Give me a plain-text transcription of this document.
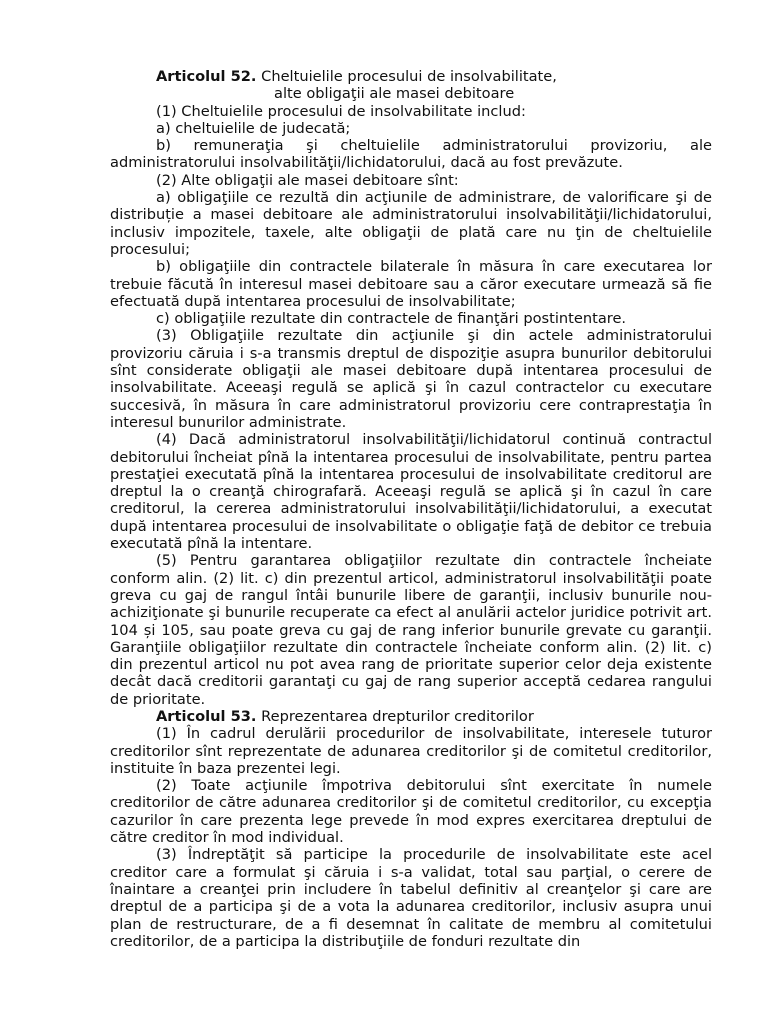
Articolul 52. Cheltuielile procesului de insolvabilitate,

alte obligaţii ale masei debitoare

(1) Cheltuielile procesului de insolvabilitate includ:

a) cheltuielile de judecată;

b) remuneraţia şi cheltuielile administratorului provizoriu, ale administratorului insolvabilităţii/lichidatorului, dacă au fost prevăzute.

(2) Alte obligaţii ale masei debitoare sînt:

a) obligaţiile ce rezultă din acţiunile de administrare, de valorificare şi de distribuție a masei debitoare ale administratorului insolvabilităţii/lichidatorului, inclusiv impozitele, taxele, alte obligaţii de plată care nu ţin de cheltuielile procesului;

b) obligaţiile din contractele bilaterale în măsura în care executarea lor trebuie făcută în interesul masei debitoare sau a căror executare urmează să fie efectuată după intentarea procesului de insolvabilitate;

c) obligaţiile rezultate din contractele de finanţări postintentare.

(3) Obligaţiile rezultate din acţiunile şi din actele administratorului provizoriu căruia i s-a transmis dreptul de dispoziţie asupra bunurilor debitorului sînt considerate obligaţii ale masei debitoare după intentarea procesului de insolvabilitate. Aceeaşi regulă se aplică şi în cazul contractelor cu executare succesivă, în măsura în care administratorul provizoriu cere contraprestaţia în interesul bunurilor administrate.

(4) Dacă administratorul insolvabilităţii/lichidatorul continuă contractul debitorului încheiat pînă la intentarea procesului de insolvabilitate, pentru partea prestaţiei executată pînă la intentarea procesului de insolvabilitate creditorul are dreptul la o creanţă chirografară. Aceeaşi regulă se aplică şi în cazul în care creditorul, la cererea administratorului insolvabilităţii/lichidatorului, a executat după intentarea procesului de insolvabilitate o obligaţie faţă de debitor ce trebuia executată pînă la intentare.

(5) Pentru garantarea obligaţiilor rezultate din contractele încheiate conform alin. (2) lit. c) din prezentul articol, administratorul insolvabilităţii poate greva cu gaj de rangul întâi bunurile libere de garanţii, inclusiv bunurile nou-achiziţionate şi bunurile recuperate ca efect al anulării actelor juridice potrivit art. 104 și 105, sau poate greva cu gaj de rang inferior bunurile grevate cu garanţii. Garanţiile obligaţiilor rezultate din contractele încheiate conform alin. (2) lit. c) din prezentul articol nu pot avea rang de prioritate superior celor deja existente decât dacă creditorii garantaţi cu gaj de rang superior acceptă cedarea rangului de prioritate.

Articolul 53. Reprezentarea drepturilor creditorilor

(1) În cadrul derulării procedurilor de insolvabilitate, interesele tuturor creditorilor sînt reprezentate de adunarea creditorilor şi de comitetul creditorilor, instituite în baza prezentei legi.

(2) Toate acţiunile împotriva debitorului sînt exercitate în numele creditorilor de către adunarea creditorilor şi de comitetul creditorilor, cu excepţia cazurilor în care prezenta lege prevede în mod expres exercitarea dreptului de către creditor în mod individual.

(3) Îndreptăţit să participe la procedurile de insolvabilitate este acel creditor care a formulat şi căruia i s-a validat, total sau parţial, o cerere de înaintare a creanţei prin includere în tabelul definitiv al creanţelor şi care are dreptul de a participa şi de a vota la adunarea creditorilor, inclusiv asupra unui plan de restructurare, de a fi desemnat în calitate de membru al comitetului creditorilor, de a participa la distribuţiile de fonduri rezultate din
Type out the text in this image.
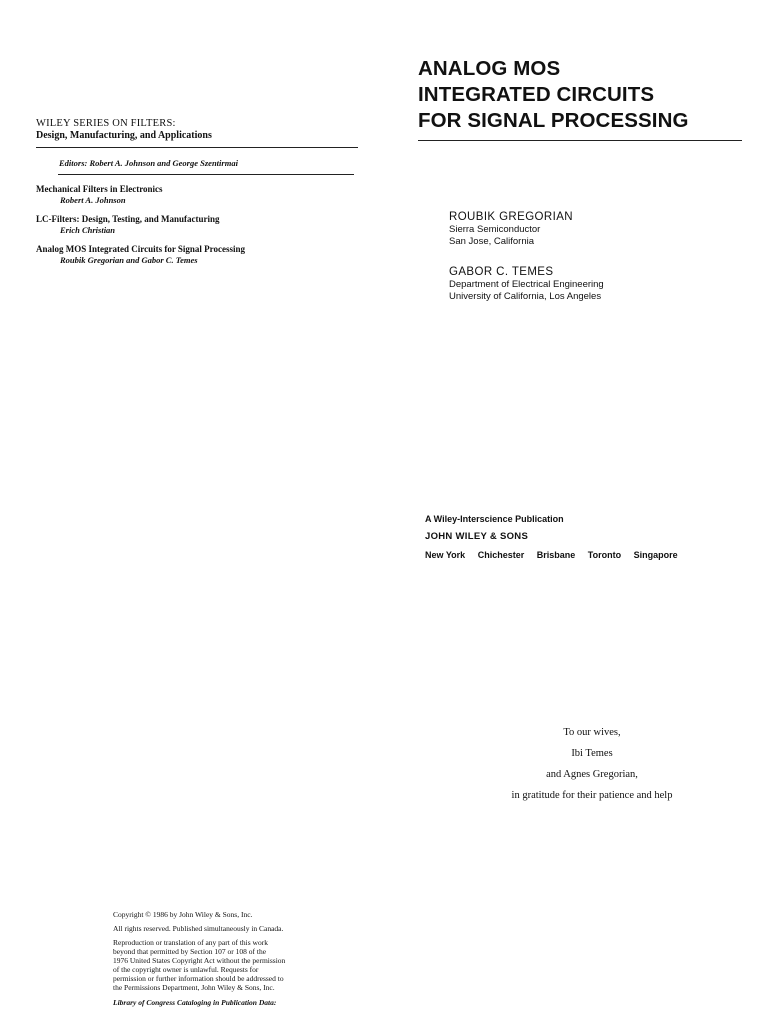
WILEY SERIES ON FILTERS:
Design, Manufacturing, and Applications
Editors: Robert A. Johnson and George Szentirmai
Mechanical Filters in Electronics
Robert A. Johnson
LC-Filters: Design, Testing, and Manufacturing
Erich Christian
Analog MOS Integrated Circuits for Signal Processing
Roubik Gregorian and Gabor C. Temes
ANALOG MOS
INTEGRATED CIRCUITS
FOR SIGNAL PROCESSING
ROUBIK GREGORIAN
Sierra Semiconductor
San Jose, California
GABOR C. TEMES
Department of Electrical Engineering
University of California, Los Angeles
A Wiley-Interscience Publication
JOHN WILEY & SONS
New York Chichester Brisbane Toronto Singapore
To our wives,
Ibi Temes
and Agnes Gregorian,
in gratitude for their patience and help
Copyright © 1986 by John Wiley & Sons, Inc.
All rights reserved. Published simultaneously in Canada.
Reproduction or translation of any part of this work
beyond that permitted by Section 107 or 108 of the
1976 United States Copyright Act without the permission
of the copyright owner is unlawful. Requests for
permission or further information should be addressed to
the Permissions Department, John Wiley & Sons, Inc.
Library of Congress Cataloging in Publication Data:
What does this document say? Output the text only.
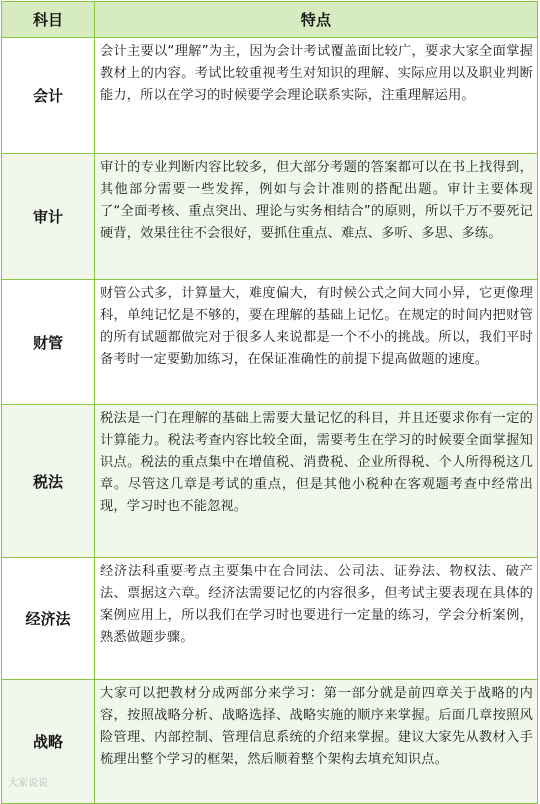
科目	特点
会计
会计主要以“理解”为主，因为会计考试覆盖面比较广，要求大家全面掌握教材上的内容。考试比较重视考生对知识的理解、实际应用以及职业判断能力，所以在学习的时候要学会理论联系实际，注重理解运用。
审计
审计的专业判断内容比较多，但大部分考题的答案都可以在书上找得到，其他部分需要一些发挥，例如与会计准则的搭配出题。审计主要体现了“全面考核、重点突出、理论与实务相结合”的原则，所以千万不要死记硬背，效果往往不会很好，要抓住重点、难点、多听、多思、多练。
财管
财管公式多，计算量大，难度偏大，有时候公式之间大同小异，它更像理科，单纯记忆是不够的，要在理解的基础上记忆。在规定的时间内把财管的所有试题都做完对于很多人来说都是一个不小的挑战。所以，我们平时备考时一定要勤加练习，在保证准确性的前提下提高做题的速度。
税法
税法是一门在理解的基础上需要大量记忆的科目，并且还要求你有一定的计算能力。税法考查内容比较全面，需要考生在学习的时候要全面掌握知识点。税法的重点集中在增值税、消费税、企业所得税、个人所得税这几章。尽管这几章是考试的重点，但是其他小税种在客观题考查中经常出现，学习时也不能忽视。
经济法
经济法科重要考点主要集中在合同法、公司法、证券法、物权法、破产法、票据这六章。经济法需要记忆的内容很多，但考试主要表现在具体的案例应用上，所以我们在学习时也要进行一定量的练习，学会分析案例，熟悉做题步骤。
战略
大家可以把教材分成两部分来学习：第一部分就是前四章关于战略的内容，按照战略分析、战略选择、战略实施的顺序来掌握。后面几章按照风险管理、内部控制、管理信息系统的介绍来掌握。建议大家先从教材入手梳理出整个学习的框架，然后顺着整个架构去填充知识点。
大家说说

§ §

Identify the lines in the entries that hold "căruia" and return each one.

(3) Obligaţiile rezultate din acţiunile şi din actele administratorului provizoriu căruia i s-a transmis dreptul de dispoziţie asupra bunurilor debitorului sînt considerate obligaţii ale masei debitoare după intentarea procesului de insolvabilitate. Aceeaşi regulă se aplică şi în cazul contractelor cu executare succesivă, în măsura în care administratorul provizoriu cere contraprestaţia în interesul bunurilor administrate.
(3) Îndreptăţit să participe la procedurile de insolvabilitate este acel creditor care a formulat şi căruia i s-a validat, total sau parţial, o cerere de înaintare a creanţei prin includere în tabelul definitiv al creanţelor şi care are dreptul de a participa şi de a vota la adunarea creditorilor, inclusiv asupra unui plan de restructurare, de a fi desemnat în calitate de membru al comitetului creditorilor, de a participa la distribuţiile de fonduri rezultate din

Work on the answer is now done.